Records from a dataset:
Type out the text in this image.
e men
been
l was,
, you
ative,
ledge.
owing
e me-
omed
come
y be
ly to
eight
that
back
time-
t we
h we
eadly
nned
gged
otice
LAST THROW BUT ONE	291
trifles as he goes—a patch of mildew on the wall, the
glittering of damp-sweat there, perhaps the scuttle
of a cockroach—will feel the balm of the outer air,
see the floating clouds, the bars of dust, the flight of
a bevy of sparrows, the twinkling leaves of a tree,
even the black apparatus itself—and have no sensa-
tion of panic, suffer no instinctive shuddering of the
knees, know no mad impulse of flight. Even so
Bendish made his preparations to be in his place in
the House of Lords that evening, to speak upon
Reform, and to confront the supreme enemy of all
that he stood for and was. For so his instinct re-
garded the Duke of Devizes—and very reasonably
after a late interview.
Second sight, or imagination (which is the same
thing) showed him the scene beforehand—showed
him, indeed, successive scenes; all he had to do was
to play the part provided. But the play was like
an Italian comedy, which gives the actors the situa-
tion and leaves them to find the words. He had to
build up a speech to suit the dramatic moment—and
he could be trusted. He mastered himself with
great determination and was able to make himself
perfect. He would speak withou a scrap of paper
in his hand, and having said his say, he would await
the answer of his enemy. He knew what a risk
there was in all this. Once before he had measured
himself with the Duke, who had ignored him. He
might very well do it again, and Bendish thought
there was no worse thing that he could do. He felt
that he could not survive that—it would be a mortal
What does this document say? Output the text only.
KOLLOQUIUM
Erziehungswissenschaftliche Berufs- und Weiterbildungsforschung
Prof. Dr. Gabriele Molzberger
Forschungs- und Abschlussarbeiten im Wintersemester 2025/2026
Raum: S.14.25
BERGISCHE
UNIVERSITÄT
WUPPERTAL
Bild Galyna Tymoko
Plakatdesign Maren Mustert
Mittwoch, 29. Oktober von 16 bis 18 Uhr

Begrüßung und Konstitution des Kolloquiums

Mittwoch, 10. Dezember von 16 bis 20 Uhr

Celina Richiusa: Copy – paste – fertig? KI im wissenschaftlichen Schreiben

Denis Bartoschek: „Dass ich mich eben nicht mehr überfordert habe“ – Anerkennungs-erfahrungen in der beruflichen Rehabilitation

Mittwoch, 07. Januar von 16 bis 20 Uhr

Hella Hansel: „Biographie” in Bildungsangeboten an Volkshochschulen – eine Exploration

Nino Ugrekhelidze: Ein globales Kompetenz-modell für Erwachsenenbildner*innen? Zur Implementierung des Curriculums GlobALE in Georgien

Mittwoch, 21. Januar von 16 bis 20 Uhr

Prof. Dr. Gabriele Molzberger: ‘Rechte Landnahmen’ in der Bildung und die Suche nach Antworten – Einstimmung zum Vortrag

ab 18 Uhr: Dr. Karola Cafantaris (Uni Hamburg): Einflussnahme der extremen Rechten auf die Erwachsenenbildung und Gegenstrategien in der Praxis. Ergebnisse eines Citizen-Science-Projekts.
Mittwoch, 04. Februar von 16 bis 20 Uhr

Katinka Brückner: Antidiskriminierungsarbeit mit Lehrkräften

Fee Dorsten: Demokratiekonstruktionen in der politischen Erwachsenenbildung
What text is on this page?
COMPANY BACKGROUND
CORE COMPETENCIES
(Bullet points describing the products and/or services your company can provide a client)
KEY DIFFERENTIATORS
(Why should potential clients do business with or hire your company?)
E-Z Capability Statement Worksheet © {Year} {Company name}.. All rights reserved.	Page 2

**Instructions to follow:**
From the data above, gather every line that includes the word "Januar".

**Result:**
Mittwoch, 07. Januar von 16 bis 20 Uhr
Mittwoch, 21. Januar von 16 bis 20 Uhr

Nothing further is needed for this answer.